--- SHORT TASK ---
Output exactly the lines that run from the line with "What text is on this page?" to the end of the material, both ends included, and no other lines.

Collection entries
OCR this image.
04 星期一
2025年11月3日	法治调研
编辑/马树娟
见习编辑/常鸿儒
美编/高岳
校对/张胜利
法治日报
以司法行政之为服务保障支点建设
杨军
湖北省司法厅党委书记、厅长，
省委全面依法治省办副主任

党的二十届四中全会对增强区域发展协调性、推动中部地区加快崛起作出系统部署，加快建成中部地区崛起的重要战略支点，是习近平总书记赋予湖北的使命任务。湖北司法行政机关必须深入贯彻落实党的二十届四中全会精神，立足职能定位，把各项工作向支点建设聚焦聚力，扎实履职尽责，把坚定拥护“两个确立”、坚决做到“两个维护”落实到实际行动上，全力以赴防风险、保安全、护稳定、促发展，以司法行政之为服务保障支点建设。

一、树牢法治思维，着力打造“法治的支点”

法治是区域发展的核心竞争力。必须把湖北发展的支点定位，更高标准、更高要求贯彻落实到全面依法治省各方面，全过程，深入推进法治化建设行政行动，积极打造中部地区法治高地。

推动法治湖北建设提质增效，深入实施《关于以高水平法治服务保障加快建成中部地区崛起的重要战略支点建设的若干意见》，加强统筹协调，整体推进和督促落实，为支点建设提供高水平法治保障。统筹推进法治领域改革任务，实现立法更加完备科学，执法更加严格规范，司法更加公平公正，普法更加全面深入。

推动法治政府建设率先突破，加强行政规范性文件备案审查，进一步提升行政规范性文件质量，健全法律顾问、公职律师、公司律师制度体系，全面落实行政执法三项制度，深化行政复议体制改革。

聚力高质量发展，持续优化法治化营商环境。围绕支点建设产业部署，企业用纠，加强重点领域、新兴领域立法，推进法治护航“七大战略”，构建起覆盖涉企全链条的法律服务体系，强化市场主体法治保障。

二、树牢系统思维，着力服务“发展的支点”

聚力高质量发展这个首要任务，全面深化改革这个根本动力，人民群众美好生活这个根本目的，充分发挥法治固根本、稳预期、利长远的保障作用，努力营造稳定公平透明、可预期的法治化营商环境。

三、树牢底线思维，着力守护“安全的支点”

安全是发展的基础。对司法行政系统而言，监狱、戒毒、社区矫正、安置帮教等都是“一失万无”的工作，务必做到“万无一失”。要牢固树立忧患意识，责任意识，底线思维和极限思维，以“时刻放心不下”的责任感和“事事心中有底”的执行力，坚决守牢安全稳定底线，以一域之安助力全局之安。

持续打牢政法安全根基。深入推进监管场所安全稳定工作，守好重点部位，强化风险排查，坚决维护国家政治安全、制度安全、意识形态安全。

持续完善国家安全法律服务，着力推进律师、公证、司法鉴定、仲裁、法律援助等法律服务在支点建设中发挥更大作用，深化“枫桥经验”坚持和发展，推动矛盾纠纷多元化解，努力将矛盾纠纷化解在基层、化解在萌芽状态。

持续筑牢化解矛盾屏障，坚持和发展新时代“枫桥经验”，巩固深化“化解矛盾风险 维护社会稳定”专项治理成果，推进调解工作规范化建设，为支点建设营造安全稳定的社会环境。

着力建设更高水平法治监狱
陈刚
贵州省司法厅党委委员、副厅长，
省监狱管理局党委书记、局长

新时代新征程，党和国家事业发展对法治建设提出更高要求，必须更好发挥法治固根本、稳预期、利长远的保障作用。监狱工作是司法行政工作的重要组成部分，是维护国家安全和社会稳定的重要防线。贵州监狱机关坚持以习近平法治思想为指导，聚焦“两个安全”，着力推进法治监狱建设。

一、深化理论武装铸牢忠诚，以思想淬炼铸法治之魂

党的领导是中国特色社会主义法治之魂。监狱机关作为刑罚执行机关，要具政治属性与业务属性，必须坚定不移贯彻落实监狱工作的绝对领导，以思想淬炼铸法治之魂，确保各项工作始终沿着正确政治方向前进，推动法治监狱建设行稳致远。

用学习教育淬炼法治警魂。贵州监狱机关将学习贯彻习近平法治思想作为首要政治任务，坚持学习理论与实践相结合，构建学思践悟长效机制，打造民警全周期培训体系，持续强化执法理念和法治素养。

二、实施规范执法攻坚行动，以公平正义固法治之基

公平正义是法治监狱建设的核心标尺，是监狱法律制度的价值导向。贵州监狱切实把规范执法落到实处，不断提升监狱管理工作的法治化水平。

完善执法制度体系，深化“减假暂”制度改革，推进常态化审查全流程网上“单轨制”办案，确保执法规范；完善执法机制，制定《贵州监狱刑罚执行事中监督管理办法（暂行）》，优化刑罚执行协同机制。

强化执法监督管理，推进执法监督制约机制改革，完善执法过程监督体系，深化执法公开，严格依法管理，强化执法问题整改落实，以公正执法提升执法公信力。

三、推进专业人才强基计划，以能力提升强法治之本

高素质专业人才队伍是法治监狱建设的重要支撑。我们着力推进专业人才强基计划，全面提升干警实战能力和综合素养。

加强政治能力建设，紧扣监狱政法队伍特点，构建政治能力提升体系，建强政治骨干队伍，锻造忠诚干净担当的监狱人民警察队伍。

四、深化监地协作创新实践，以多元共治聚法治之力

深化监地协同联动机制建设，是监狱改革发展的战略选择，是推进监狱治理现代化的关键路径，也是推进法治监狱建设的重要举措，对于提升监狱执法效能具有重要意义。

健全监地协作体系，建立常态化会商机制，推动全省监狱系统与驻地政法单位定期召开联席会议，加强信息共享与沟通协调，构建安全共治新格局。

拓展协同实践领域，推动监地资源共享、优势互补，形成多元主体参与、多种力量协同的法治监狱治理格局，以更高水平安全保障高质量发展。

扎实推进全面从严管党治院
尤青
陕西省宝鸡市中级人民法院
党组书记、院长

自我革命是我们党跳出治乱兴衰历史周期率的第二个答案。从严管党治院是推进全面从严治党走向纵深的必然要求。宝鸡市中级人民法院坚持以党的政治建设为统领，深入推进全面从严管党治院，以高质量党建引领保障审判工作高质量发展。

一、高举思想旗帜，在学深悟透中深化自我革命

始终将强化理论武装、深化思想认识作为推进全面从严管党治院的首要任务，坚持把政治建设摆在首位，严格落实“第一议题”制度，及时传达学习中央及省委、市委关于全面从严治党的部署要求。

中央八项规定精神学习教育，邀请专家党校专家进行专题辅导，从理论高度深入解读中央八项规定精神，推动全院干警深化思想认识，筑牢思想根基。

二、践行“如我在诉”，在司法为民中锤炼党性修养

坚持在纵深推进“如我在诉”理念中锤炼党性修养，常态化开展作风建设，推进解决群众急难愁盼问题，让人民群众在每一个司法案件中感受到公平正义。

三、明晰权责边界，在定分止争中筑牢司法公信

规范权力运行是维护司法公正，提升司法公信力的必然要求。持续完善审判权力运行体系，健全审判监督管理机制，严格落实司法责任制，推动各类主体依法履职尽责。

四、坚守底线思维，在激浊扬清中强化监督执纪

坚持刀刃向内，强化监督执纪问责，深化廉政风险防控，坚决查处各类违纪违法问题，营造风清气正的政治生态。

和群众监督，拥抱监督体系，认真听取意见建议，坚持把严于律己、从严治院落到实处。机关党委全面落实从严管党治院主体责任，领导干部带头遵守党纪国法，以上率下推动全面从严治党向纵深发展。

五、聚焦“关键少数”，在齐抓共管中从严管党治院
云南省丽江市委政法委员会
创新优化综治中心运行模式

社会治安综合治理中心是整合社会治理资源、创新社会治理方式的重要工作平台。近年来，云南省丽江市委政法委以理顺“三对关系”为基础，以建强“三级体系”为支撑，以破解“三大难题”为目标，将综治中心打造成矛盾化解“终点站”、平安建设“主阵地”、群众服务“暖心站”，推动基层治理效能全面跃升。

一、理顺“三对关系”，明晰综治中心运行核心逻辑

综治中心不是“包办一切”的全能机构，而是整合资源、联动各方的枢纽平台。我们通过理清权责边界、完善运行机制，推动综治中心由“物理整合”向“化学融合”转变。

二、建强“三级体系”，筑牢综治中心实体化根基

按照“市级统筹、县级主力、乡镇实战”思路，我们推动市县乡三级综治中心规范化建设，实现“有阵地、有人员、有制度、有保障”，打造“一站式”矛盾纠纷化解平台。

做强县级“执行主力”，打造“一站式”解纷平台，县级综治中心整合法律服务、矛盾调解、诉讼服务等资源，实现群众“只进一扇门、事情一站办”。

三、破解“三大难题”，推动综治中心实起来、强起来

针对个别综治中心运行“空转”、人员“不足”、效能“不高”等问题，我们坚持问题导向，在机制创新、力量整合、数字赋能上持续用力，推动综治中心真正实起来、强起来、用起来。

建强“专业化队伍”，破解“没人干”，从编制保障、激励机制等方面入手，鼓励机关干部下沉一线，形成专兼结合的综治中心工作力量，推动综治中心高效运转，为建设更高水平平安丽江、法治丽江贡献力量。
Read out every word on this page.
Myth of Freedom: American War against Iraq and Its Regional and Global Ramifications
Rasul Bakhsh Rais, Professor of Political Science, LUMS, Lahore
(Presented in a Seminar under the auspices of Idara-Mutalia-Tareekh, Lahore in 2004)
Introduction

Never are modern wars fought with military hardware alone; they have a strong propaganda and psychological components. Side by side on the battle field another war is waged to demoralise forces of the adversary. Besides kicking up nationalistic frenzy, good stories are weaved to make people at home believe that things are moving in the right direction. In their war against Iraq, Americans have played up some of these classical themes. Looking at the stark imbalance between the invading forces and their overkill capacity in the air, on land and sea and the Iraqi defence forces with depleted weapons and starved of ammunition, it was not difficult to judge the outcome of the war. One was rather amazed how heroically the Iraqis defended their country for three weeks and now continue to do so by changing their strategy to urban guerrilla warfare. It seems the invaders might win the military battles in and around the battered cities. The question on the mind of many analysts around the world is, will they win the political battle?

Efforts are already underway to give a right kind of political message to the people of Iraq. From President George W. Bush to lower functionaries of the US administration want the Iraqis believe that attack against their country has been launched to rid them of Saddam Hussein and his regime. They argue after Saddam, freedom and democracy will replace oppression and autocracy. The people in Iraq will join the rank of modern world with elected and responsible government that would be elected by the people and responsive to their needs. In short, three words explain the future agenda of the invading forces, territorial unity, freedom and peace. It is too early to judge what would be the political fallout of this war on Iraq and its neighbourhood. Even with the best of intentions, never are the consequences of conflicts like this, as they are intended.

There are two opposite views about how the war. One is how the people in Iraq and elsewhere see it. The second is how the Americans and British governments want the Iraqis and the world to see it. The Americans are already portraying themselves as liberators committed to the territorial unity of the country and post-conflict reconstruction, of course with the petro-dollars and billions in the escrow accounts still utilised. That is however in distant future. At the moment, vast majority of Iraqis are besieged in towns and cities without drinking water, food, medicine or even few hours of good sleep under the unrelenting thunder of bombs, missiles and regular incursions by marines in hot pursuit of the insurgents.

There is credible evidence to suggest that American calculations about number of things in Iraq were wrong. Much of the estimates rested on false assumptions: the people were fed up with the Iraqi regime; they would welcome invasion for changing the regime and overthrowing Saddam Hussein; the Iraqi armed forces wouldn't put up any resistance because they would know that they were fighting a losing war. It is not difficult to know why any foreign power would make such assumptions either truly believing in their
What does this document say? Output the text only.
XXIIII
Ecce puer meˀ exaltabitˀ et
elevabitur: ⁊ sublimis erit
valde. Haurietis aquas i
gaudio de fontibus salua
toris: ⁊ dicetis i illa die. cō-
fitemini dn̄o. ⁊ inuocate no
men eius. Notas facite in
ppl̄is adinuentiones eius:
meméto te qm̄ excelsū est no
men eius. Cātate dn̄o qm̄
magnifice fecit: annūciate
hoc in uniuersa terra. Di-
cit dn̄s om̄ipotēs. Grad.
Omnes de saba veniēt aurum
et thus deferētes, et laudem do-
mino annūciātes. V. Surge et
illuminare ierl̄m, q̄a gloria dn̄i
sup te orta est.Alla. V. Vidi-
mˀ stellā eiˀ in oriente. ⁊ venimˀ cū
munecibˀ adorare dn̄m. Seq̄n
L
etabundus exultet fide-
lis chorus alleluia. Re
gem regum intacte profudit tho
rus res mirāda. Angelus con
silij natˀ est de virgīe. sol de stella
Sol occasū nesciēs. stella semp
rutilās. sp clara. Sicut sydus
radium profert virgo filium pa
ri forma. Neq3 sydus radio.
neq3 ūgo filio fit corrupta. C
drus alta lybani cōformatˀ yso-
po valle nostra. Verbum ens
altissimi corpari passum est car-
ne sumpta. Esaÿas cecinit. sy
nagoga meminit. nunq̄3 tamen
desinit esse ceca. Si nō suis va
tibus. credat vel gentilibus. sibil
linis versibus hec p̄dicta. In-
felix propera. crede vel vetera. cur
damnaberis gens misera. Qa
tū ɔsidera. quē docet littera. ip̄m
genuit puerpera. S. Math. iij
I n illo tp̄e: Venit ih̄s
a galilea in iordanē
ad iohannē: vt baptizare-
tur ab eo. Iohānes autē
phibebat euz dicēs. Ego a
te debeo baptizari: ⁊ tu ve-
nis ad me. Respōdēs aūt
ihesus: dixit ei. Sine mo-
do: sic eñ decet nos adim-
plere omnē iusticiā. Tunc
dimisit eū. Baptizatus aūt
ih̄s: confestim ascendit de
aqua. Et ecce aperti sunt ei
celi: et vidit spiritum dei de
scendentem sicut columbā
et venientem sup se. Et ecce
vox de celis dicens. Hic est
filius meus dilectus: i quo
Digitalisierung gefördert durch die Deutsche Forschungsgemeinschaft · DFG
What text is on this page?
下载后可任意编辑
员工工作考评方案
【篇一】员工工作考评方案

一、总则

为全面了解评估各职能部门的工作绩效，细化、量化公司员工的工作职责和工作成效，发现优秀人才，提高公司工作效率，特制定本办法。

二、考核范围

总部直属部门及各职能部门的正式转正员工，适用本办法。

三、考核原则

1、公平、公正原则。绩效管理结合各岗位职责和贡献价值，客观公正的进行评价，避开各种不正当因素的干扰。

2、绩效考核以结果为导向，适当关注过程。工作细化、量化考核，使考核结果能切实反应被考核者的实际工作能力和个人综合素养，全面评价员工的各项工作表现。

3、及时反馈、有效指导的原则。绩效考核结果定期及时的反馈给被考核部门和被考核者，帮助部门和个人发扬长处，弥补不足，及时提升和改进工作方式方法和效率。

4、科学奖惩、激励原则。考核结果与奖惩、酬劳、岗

--- RESPONSE TO THIS TASK ---
What text is on this page?
下载后可任意编辑
员工工作考评方案
【篇一】员工工作考评方案

一、总则

为全面了解评估各职能部门的工作绩效，细化、量化公司员工的工作职责和工作成效，发现优秀人才，提高公司工作效率，特制定本办法。

二、考核范围

总部直属部门及各职能部门的正式转正员工，适用本办法。

三、考核原则

1、公平、公正原则。绩效管理结合各岗位职责和贡献价值，客观公正的进行评价，避开各种不正当因素的干扰。

2、绩效考核以结果为导向，适当关注过程。工作细化、量化考核，使考核结果能切实反应被考核者的实际工作能力和个人综合素养，全面评价员工的各项工作表现。

3、及时反馈、有效指导的原则。绩效考核结果定期及时的反馈给被考核部门和被考核者，帮助部门和个人发扬长处，弥补不足，及时提升和改进工作方式方法和效率。

4、科学奖惩、激励原则。考核结果与奖惩、酬劳、岗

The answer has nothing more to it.